_Task description_
Write out all the lines again, precisely as they stand, but without the images.

Dataset excerpt
- - -

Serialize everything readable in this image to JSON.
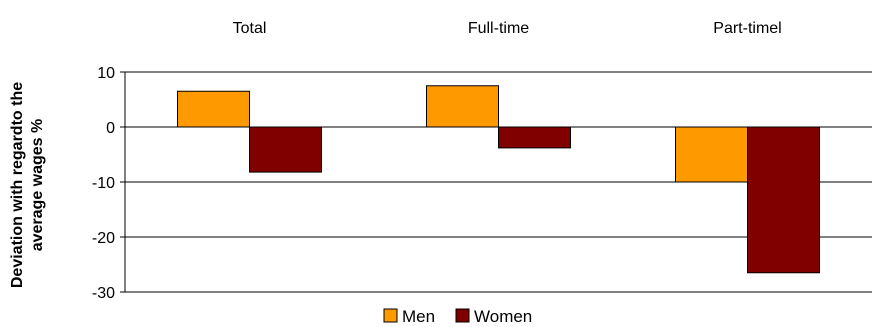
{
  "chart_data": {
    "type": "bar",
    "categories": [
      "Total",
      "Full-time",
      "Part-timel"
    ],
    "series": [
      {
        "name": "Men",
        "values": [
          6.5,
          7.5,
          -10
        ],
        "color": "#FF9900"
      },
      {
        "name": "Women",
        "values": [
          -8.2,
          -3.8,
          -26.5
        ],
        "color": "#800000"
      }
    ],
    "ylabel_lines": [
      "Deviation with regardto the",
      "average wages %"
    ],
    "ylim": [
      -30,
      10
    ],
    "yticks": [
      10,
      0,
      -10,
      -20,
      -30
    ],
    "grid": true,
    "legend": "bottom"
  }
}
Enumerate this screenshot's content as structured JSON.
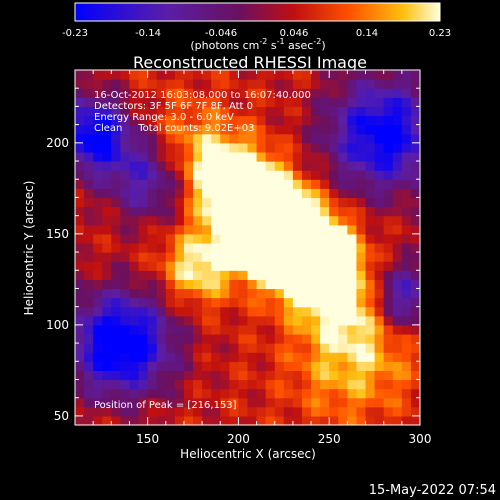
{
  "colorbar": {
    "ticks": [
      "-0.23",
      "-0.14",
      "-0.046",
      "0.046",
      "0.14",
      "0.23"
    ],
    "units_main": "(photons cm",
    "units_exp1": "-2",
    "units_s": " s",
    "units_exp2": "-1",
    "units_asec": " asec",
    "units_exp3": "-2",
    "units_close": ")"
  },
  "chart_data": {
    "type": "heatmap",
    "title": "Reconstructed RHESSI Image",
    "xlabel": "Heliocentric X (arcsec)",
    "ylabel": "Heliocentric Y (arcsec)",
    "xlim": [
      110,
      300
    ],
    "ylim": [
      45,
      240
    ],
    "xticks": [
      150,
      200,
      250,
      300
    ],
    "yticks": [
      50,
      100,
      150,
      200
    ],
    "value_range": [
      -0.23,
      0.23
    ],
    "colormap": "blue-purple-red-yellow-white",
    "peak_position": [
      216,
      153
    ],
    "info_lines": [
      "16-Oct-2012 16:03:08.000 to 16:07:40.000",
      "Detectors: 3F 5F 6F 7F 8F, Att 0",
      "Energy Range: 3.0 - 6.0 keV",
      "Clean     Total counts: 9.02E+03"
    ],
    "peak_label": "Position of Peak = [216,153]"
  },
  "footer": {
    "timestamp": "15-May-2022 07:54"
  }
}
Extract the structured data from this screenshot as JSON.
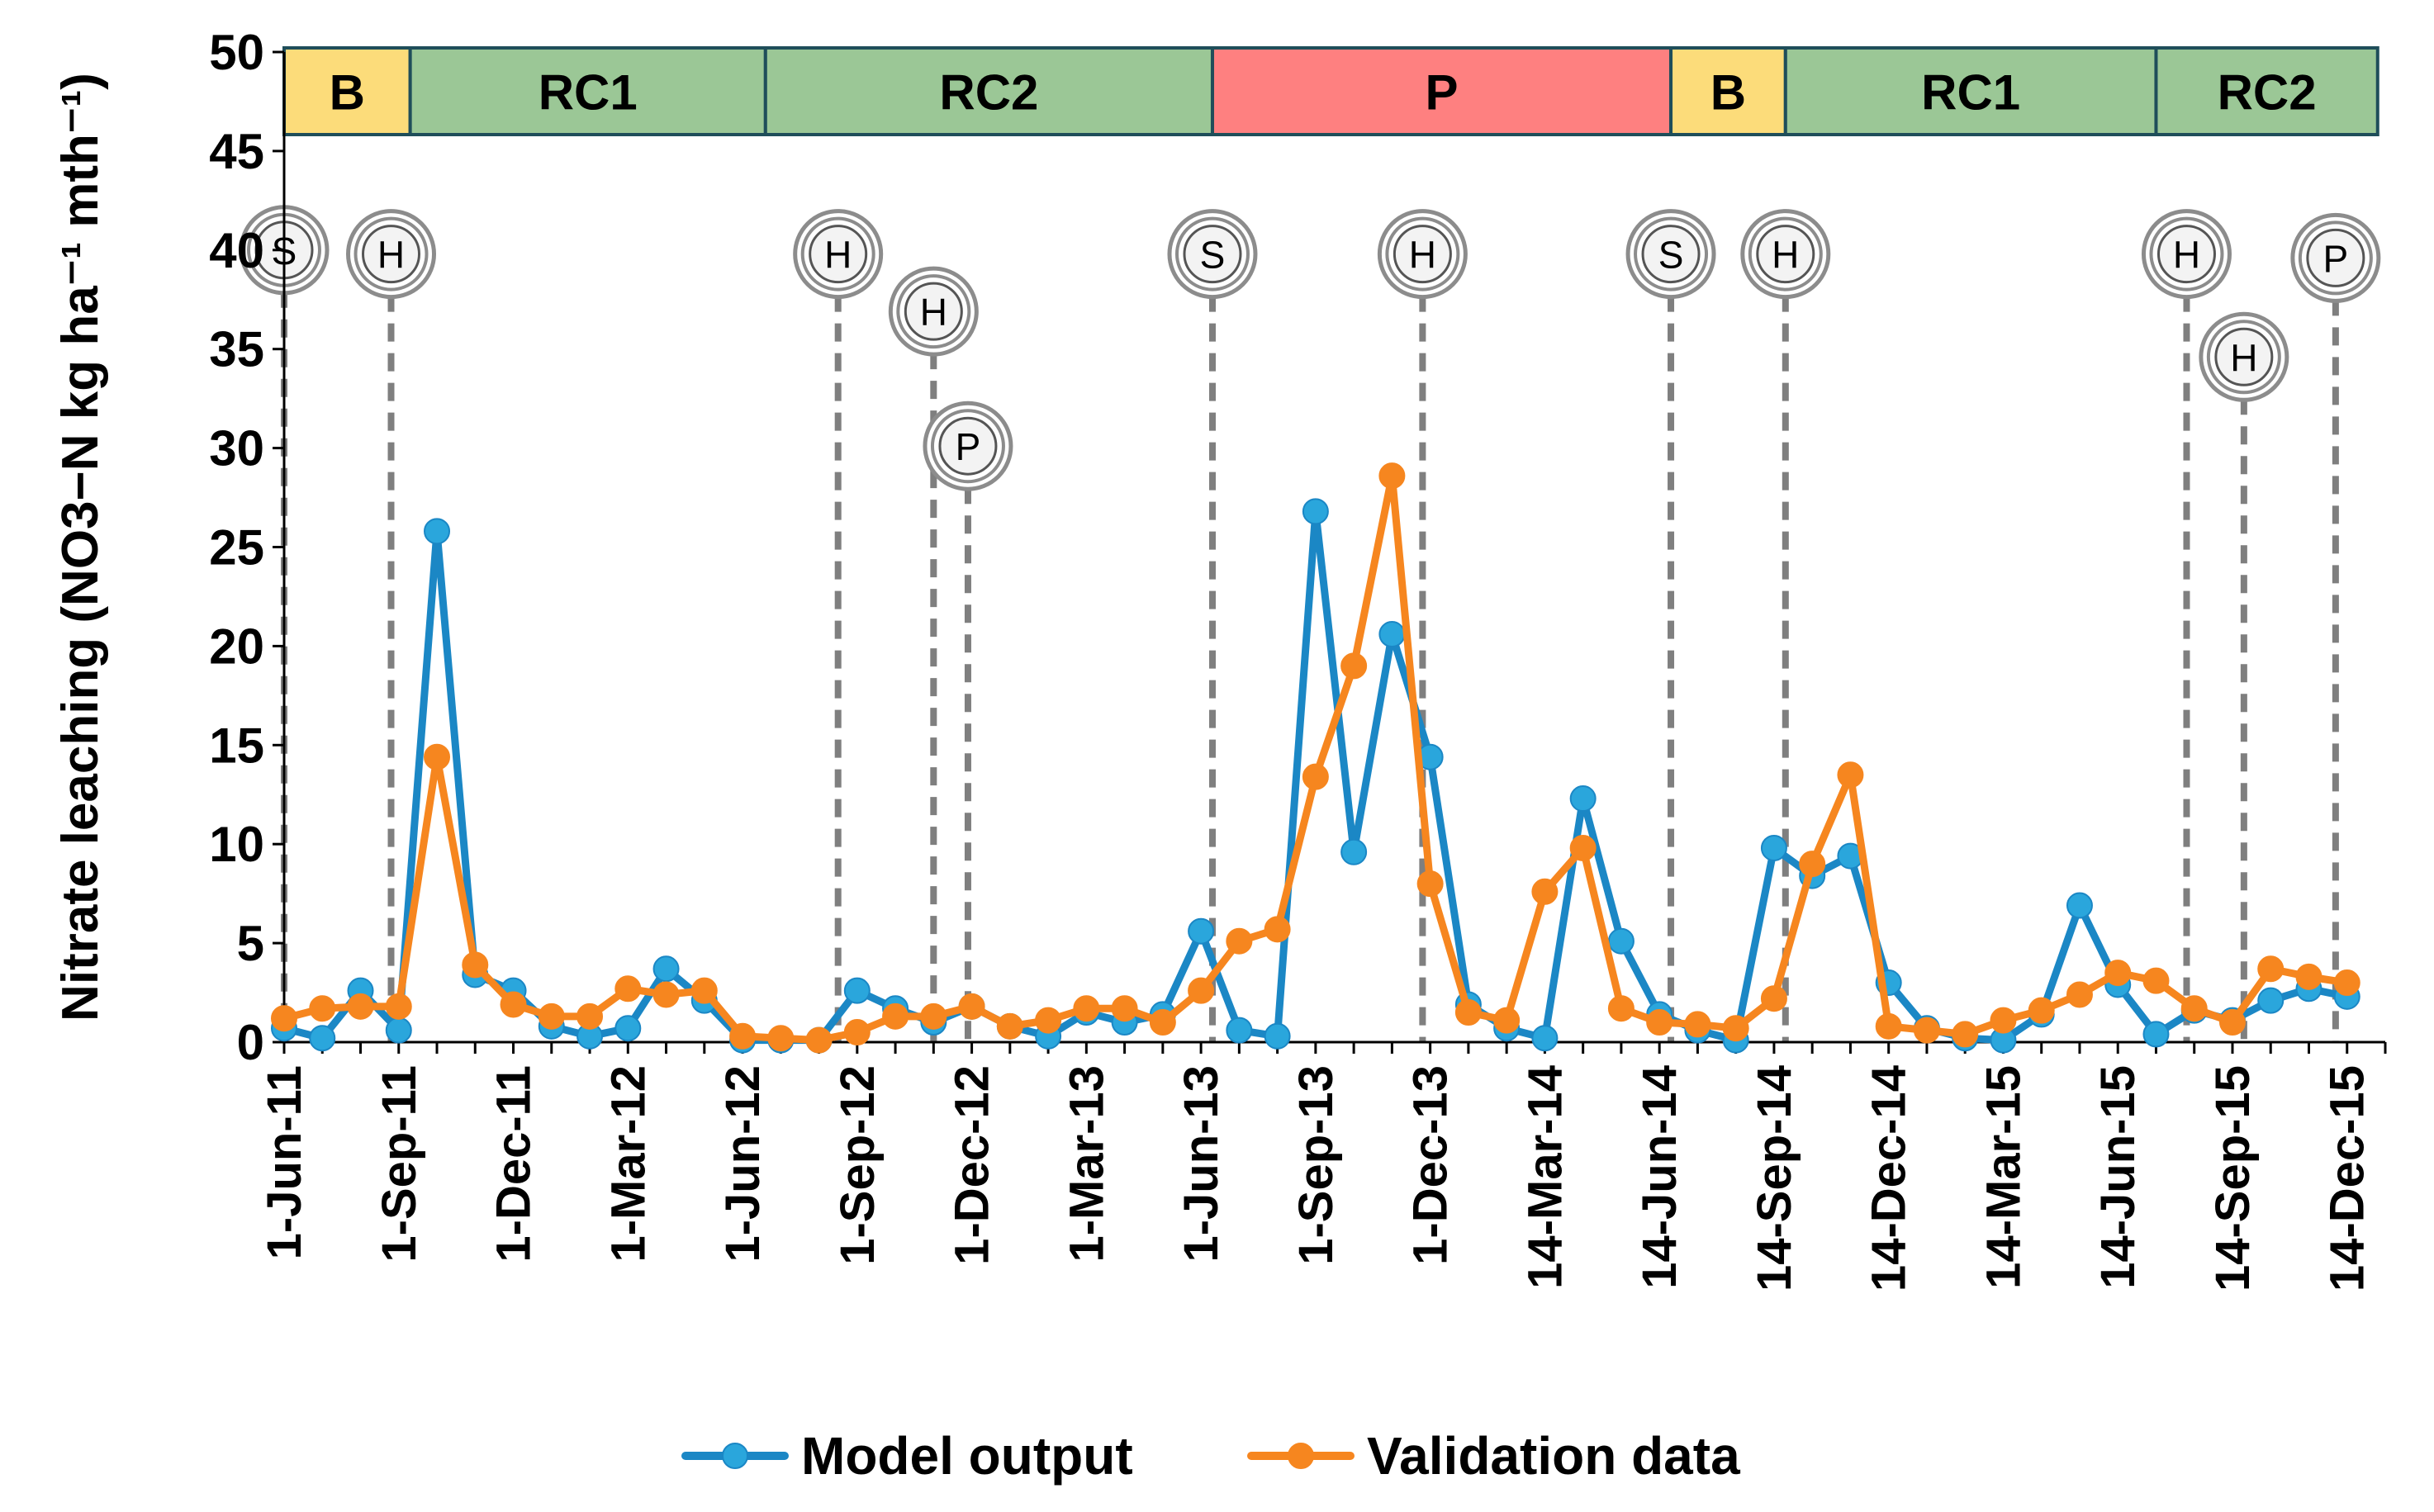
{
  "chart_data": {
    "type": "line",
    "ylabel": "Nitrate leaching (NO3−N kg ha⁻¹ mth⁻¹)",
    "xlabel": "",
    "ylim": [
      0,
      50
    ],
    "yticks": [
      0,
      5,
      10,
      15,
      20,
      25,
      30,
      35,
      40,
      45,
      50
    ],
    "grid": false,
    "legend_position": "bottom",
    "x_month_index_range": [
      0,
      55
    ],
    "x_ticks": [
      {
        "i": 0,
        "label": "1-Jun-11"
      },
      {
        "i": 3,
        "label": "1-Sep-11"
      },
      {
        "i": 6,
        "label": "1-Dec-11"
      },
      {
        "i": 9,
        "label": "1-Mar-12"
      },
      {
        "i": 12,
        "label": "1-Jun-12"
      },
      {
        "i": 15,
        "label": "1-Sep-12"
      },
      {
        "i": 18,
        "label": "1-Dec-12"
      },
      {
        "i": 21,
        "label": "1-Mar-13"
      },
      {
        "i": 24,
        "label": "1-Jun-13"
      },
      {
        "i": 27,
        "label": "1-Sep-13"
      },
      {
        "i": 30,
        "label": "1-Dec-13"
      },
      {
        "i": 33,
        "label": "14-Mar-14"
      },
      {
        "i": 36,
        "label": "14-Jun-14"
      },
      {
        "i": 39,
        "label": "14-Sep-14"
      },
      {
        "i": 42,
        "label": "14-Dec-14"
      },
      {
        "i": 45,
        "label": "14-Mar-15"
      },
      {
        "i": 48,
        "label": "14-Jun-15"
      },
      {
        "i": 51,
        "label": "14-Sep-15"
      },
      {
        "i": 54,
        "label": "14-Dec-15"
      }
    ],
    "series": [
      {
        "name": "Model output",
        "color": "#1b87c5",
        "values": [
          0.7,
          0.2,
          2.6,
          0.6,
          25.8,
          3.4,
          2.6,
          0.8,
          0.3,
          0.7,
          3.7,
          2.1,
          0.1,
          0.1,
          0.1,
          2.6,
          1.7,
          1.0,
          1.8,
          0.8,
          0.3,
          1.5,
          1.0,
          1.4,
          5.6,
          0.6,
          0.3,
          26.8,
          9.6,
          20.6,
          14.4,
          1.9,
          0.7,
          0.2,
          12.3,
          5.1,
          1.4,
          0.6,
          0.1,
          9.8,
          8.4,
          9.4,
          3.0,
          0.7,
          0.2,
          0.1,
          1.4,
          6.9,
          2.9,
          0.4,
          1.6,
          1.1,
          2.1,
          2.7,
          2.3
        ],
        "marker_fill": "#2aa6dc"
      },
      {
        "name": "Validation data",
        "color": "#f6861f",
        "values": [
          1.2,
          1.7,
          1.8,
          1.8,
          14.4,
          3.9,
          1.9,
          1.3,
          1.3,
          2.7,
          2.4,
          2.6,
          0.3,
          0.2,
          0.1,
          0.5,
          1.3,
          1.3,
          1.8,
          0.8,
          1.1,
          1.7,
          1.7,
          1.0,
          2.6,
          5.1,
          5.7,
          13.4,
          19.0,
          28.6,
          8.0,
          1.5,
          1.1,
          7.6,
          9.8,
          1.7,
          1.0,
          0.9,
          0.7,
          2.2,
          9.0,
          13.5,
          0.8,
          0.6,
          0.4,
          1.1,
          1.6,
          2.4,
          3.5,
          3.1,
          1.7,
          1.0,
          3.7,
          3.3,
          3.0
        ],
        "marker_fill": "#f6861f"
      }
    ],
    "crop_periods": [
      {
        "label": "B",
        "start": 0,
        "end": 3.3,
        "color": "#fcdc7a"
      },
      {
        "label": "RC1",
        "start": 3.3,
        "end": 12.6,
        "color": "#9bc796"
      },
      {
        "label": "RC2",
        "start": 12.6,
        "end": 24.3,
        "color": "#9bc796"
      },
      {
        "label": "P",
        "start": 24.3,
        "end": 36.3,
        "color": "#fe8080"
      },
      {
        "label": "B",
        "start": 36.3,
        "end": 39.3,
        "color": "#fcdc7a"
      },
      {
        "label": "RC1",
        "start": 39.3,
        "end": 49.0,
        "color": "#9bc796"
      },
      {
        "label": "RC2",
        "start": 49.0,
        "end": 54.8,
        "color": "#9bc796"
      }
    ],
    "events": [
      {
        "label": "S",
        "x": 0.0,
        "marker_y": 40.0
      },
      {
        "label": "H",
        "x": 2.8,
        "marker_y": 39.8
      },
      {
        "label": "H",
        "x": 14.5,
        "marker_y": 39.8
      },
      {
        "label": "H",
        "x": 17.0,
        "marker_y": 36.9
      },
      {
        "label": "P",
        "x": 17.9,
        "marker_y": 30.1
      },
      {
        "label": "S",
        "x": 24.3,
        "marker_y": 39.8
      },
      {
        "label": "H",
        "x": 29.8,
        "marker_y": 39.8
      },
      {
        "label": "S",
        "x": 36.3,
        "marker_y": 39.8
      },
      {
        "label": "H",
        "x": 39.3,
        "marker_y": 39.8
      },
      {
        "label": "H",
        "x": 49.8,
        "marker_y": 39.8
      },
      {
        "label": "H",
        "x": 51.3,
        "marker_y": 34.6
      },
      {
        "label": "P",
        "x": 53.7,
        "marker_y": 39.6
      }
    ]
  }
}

- - -

_Output below_
Serialize everything readable in this image to JSON.
{
  "chart_data": {
    "type": "bar",
    "categories": [
      "Total",
      "Full-time",
      "Part-timel"
    ],
    "series": [
      {
        "name": "Men",
        "values": [
          6.5,
          7.5,
          -10
        ],
        "color": "#FF9900"
      },
      {
        "name": "Women",
        "values": [
          -8.2,
          -3.8,
          -26.5
        ],
        "color": "#800000"
      }
    ],
    "ylabel_lines": [
      "Deviation with regardto the",
      "average wages %"
    ],
    "ylim": [
      -30,
      10
    ],
    "yticks": [
      10,
      0,
      -10,
      -20,
      -30
    ],
    "grid": true,
    "legend": "bottom"
  }
}
Enumerate this screenshot's content as structured JSON.
{
  "colorbar": {
    "ticks": [
      "-0.23",
      "-0.14",
      "-0.046",
      "0.046",
      "0.14",
      "0.23"
    ],
    "units_main": "(photons cm",
    "units_exp1": "-2",
    "units_s": " s",
    "units_exp2": "-1",
    "units_asec": " asec",
    "units_exp3": "-2",
    "units_close": ")"
  },
  "chart_data": {
    "type": "heatmap",
    "title": "Reconstructed RHESSI Image",
    "xlabel": "Heliocentric X (arcsec)",
    "ylabel": "Heliocentric Y (arcsec)",
    "xlim": [
      110,
      300
    ],
    "ylim": [
      45,
      240
    ],
    "xticks": [
      150,
      200,
      250,
      300
    ],
    "yticks": [
      50,
      100,
      150,
      200
    ],
    "value_range": [
      -0.23,
      0.23
    ],
    "colormap": "blue-purple-red-yellow-white",
    "peak_position": [
      216,
      153
    ],
    "info_lines": [
      "16-Oct-2012 16:03:08.000 to 16:07:40.000",
      "Detectors: 3F 5F 6F 7F 8F, Att 0",
      "Energy Range: 3.0 - 6.0 keV",
      "Clean     Total counts: 9.02E+03"
    ],
    "peak_label": "Position of Peak = [216,153]"
  },
  "footer": {
    "timestamp": "15-May-2022 07:54"
  }
}
Extract the structured data from this screenshot as JSON.
{
  "chart_data": {
    "type": "line",
    "ylabel": "Nitrate leaching (NO3−N kg ha⁻¹ mth⁻¹)",
    "xlabel": "",
    "ylim": [
      0,
      50
    ],
    "yticks": [
      0,
      5,
      10,
      15,
      20,
      25,
      30,
      35,
      40,
      45,
      50
    ],
    "grid": false,
    "legend_position": "bottom",
    "x_month_index_range": [
      0,
      55
    ],
    "x_ticks": [
      {
        "i": 0,
        "label": "1-Jun-11"
      },
      {
        "i": 3,
        "label": "1-Sep-11"
      },
      {
        "i": 6,
        "label": "1-Dec-11"
      },
      {
        "i": 9,
        "label": "1-Mar-12"
      },
      {
        "i": 12,
        "label": "1-Jun-12"
      },
      {
        "i": 15,
        "label": "1-Sep-12"
      },
      {
        "i": 18,
        "label": "1-Dec-12"
      },
      {
        "i": 21,
        "label": "1-Mar-13"
      },
      {
        "i": 24,
        "label": "1-Jun-13"
      },
      {
        "i": 27,
        "label": "1-Sep-13"
      },
      {
        "i": 30,
        "label": "1-Dec-13"
      },
      {
        "i": 33,
        "label": "14-Mar-14"
      },
      {
        "i": 36,
        "label": "14-Jun-14"
      },
      {
        "i": 39,
        "label": "14-Sep-14"
      },
      {
        "i": 42,
        "label": "14-Dec-14"
      },
      {
        "i": 45,
        "label": "14-Mar-15"
      },
      {
        "i": 48,
        "label": "14-Jun-15"
      },
      {
        "i": 51,
        "label": "14-Sep-15"
      },
      {
        "i": 54,
        "label": "14-Dec-15"
      }
    ],
    "series": [
      {
        "name": "Model output",
        "color": "#1b87c5",
        "values": [
          0.7,
          0.2,
          2.6,
          0.6,
          25.8,
          3.4,
          2.6,
          0.8,
          0.3,
          0.7,
          3.7,
          2.1,
          0.1,
          0.1,
          0.1,
          2.6,
          1.7,
          1.0,
          1.8,
          0.8,
          0.3,
          1.5,
          1.0,
          1.4,
          5.6,
          0.6,
          0.3,
          26.8,
          9.6,
          20.6,
          14.4,
          1.9,
          0.7,
          0.2,
          12.3,
          5.1,
          1.4,
          0.6,
          0.1,
          9.8,
          8.4,
          9.4,
          3.0,
          0.7,
          0.2,
          0.1,
          1.4,
          6.9,
          2.9,
          0.4,
          1.6,
          1.1,
          2.1,
          2.7,
          2.3
        ],
        "marker_fill": "#2aa6dc"
      },
      {
        "name": "Validation data",
        "color": "#f6861f",
        "values": [
          1.2,
          1.7,
          1.8,
          1.8,
          14.4,
          3.9,
          1.9,
          1.3,
          1.3,
          2.7,
          2.4,
          2.6,
          0.3,
          0.2,
          0.1,
          0.5,
          1.3,
          1.3,
          1.8,
          0.8,
          1.1,
          1.7,
          1.7,
          1.0,
          2.6,
          5.1,
          5.7,
          13.4,
          19.0,
          28.6,
          8.0,
          1.5,
          1.1,
          7.6,
          9.8,
          1.7,
          1.0,
          0.9,
          0.7,
          2.2,
          9.0,
          13.5,
          0.8,
          0.6,
          0.4,
          1.1,
          1.6,
          2.4,
          3.5,
          3.1,
          1.7,
          1.0,
          3.7,
          3.3,
          3.0
        ],
        "marker_fill": "#f6861f"
      }
    ],
    "crop_periods": [
      {
        "label": "B",
        "start": 0,
        "end": 3.3,
        "color": "#fcdc7a"
      },
      {
        "label": "RC1",
        "start": 3.3,
        "end": 12.6,
        "color": "#9bc796"
      },
      {
        "label": "RC2",
        "start": 12.6,
        "end": 24.3,
        "color": "#9bc796"
      },
      {
        "label": "P",
        "start": 24.3,
        "end": 36.3,
        "color": "#fe8080"
      },
      {
        "label": "B",
        "start": 36.3,
        "end": 39.3,
        "color": "#fcdc7a"
      },
      {
        "label": "RC1",
        "start": 39.3,
        "end": 49.0,
        "color": "#9bc796"
      },
      {
        "label": "RC2",
        "start": 49.0,
        "end": 54.8,
        "color": "#9bc796"
      }
    ],
    "events": [
      {
        "label": "S",
        "x": 0.0,
        "marker_y": 40.0
      },
      {
        "label": "H",
        "x": 2.8,
        "marker_y": 39.8
      },
      {
        "label": "H",
        "x": 14.5,
        "marker_y": 39.8
      },
      {
        "label": "H",
        "x": 17.0,
        "marker_y": 36.9
      },
      {
        "label": "P",
        "x": 17.9,
        "marker_y": 30.1
      },
      {
        "label": "S",
        "x": 24.3,
        "marker_y": 39.8
      },
      {
        "label": "H",
        "x": 29.8,
        "marker_y": 39.8
      },
      {
        "label": "S",
        "x": 36.3,
        "marker_y": 39.8
      },
      {
        "label": "H",
        "x": 39.3,
        "marker_y": 39.8
      },
      {
        "label": "H",
        "x": 49.8,
        "marker_y": 39.8
      },
      {
        "label": "H",
        "x": 51.3,
        "marker_y": 34.6
      },
      {
        "label": "P",
        "x": 53.7,
        "marker_y": 39.6
      }
    ]
  }
}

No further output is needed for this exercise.